* _Exercise brief_
Only the lines from the one containing "Output a JSON" through the last line below should be written out, exactly and with both ends kept.

Items from a dataset
______________________________
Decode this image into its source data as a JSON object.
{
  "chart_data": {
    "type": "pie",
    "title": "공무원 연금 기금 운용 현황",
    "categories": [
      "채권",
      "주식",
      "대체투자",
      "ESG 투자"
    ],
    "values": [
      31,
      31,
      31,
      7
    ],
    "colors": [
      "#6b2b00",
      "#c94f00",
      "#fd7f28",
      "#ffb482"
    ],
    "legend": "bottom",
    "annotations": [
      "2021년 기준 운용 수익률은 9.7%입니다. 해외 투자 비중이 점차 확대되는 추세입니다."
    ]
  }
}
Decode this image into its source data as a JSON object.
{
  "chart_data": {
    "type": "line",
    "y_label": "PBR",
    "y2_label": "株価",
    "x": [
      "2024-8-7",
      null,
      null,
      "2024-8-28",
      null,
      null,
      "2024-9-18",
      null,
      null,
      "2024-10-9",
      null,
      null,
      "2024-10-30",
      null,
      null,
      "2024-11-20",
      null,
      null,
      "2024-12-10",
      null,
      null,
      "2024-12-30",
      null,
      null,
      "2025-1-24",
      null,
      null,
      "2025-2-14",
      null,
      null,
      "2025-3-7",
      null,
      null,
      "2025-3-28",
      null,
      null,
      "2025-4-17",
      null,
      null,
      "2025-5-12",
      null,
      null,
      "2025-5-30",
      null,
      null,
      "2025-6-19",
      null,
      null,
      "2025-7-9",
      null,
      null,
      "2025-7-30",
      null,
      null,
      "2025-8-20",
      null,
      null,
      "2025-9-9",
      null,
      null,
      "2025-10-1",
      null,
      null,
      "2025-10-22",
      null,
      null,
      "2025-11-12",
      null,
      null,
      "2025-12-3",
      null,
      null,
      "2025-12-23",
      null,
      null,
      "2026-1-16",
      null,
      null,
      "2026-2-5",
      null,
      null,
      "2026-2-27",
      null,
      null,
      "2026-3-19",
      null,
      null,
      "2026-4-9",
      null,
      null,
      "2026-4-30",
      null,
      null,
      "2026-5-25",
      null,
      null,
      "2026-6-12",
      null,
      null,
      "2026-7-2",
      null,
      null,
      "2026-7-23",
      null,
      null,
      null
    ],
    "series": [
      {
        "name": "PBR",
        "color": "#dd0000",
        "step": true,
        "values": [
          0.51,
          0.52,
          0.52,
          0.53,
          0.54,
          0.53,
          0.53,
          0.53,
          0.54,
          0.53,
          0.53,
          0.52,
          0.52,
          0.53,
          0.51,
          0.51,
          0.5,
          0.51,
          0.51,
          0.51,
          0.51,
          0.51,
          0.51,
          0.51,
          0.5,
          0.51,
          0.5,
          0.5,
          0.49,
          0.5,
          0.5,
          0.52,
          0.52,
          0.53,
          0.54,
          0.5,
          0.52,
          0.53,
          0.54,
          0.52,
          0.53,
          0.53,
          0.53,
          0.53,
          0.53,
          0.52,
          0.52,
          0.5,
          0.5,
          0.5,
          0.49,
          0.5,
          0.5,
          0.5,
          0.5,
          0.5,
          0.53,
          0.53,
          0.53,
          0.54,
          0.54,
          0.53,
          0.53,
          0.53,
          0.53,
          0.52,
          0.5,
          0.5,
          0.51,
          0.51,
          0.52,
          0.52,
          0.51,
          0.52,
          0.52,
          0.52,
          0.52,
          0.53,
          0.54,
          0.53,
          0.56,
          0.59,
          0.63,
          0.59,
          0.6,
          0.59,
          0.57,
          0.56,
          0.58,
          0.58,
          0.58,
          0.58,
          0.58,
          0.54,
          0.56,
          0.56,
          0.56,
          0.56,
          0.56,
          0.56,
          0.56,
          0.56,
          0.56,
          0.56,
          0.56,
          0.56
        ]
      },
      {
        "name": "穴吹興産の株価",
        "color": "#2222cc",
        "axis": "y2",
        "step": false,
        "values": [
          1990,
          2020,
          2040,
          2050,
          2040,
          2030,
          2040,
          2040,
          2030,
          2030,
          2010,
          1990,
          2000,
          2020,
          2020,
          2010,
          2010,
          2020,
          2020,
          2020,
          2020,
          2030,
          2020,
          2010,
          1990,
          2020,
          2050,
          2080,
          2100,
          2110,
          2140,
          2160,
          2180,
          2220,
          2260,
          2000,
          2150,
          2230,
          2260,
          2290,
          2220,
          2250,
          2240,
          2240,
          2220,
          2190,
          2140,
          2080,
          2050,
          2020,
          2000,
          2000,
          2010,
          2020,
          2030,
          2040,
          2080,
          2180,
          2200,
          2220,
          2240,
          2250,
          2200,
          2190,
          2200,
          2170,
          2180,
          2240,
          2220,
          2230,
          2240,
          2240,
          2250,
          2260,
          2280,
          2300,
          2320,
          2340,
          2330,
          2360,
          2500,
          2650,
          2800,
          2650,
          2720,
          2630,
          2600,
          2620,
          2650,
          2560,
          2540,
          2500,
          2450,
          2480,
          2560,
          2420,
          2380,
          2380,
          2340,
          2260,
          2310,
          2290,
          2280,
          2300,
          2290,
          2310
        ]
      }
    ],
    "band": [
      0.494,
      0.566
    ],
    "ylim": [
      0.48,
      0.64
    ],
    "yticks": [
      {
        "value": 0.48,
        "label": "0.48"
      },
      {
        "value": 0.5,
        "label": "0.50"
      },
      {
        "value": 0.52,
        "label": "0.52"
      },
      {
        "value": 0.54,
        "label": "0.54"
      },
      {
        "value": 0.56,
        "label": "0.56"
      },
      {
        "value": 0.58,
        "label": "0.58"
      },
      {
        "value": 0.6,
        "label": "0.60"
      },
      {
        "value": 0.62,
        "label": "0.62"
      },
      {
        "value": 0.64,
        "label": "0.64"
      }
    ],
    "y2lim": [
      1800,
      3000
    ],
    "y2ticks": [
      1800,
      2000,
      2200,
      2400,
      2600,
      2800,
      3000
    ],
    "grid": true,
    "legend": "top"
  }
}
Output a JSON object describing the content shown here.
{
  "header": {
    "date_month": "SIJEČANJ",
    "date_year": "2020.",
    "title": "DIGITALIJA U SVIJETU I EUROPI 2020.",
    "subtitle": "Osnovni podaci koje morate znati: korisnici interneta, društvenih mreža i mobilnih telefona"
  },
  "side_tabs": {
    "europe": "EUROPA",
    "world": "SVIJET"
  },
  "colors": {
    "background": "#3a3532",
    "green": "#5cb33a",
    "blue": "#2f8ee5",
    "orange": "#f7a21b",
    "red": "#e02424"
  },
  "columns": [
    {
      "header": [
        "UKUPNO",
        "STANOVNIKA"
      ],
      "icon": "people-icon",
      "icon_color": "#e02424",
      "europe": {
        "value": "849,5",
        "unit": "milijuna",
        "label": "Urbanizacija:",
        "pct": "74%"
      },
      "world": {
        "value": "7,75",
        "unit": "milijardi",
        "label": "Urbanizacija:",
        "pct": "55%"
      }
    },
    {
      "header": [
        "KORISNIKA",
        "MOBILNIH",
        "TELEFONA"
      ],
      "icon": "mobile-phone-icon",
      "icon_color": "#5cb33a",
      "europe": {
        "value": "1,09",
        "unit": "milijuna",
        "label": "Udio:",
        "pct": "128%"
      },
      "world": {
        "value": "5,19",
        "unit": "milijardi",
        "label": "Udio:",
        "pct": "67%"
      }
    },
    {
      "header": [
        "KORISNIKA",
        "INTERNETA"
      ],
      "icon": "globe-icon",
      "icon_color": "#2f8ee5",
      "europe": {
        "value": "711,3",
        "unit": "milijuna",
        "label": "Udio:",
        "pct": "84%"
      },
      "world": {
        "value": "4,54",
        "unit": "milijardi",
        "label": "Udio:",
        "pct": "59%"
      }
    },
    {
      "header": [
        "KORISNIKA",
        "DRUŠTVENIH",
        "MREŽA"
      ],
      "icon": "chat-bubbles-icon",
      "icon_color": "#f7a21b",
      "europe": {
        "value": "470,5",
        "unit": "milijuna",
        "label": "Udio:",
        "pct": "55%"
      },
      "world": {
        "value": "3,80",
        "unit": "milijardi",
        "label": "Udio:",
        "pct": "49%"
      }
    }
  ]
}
______________________________
* _Result_
Output a JSON object describing the content shown here.
{
  "header": {
    "date_month": "SIJEČANJ",
    "date_year": "2020.",
    "title": "DIGITALIJA U SVIJETU I EUROPI 2020.",
    "subtitle": "Osnovni podaci koje morate znati: korisnici interneta, društvenih mreža i mobilnih telefona"
  },
  "side_tabs": {
    "europe": "EUROPA",
    "world": "SVIJET"
  },
  "colors": {
    "background": "#3a3532",
    "green": "#5cb33a",
    "blue": "#2f8ee5",
    "orange": "#f7a21b",
    "red": "#e02424"
  },
  "columns": [
    {
      "header": [
        "UKUPNO",
        "STANOVNIKA"
      ],
      "icon": "people-icon",
      "icon_color": "#e02424",
      "europe": {
        "value": "849,5",
        "unit": "milijuna",
        "label": "Urbanizacija:",
        "pct": "74%"
      },
      "world": {
        "value": "7,75",
        "unit": "milijardi",
        "label": "Urbanizacija:",
        "pct": "55%"
      }
    },
    {
      "header": [
        "KORISNIKA",
        "MOBILNIH",
        "TELEFONA"
      ],
      "icon": "mobile-phone-icon",
      "icon_color": "#5cb33a",
      "europe": {
        "value": "1,09",
        "unit": "milijuna",
        "label": "Udio:",
        "pct": "128%"
      },
      "world": {
        "value": "5,19",
        "unit": "milijardi",
        "label": "Udio:",
        "pct": "67%"
      }
    },
    {
      "header": [
        "KORISNIKA",
        "INTERNETA"
      ],
      "icon": "globe-icon",
      "icon_color": "#2f8ee5",
      "europe": {
        "value": "711,3",
        "unit": "milijuna",
        "label": "Udio:",
        "pct": "84%"
      },
      "world": {
        "value": "4,54",
        "unit": "milijardi",
        "label": "Udio:",
        "pct": "59%"
      }
    },
    {
      "header": [
        "KORISNIKA",
        "DRUŠTVENIH",
        "MREŽA"
      ],
      "icon": "chat-bubbles-icon",
      "icon_color": "#f7a21b",
      "europe": {
        "value": "470,5",
        "unit": "milijuna",
        "label": "Udio:",
        "pct": "55%"
      },
      "world": {
        "value": "3,80",
        "unit": "milijardi",
        "label": "Udio:",
        "pct": "49%"
      }
    }
  ]
}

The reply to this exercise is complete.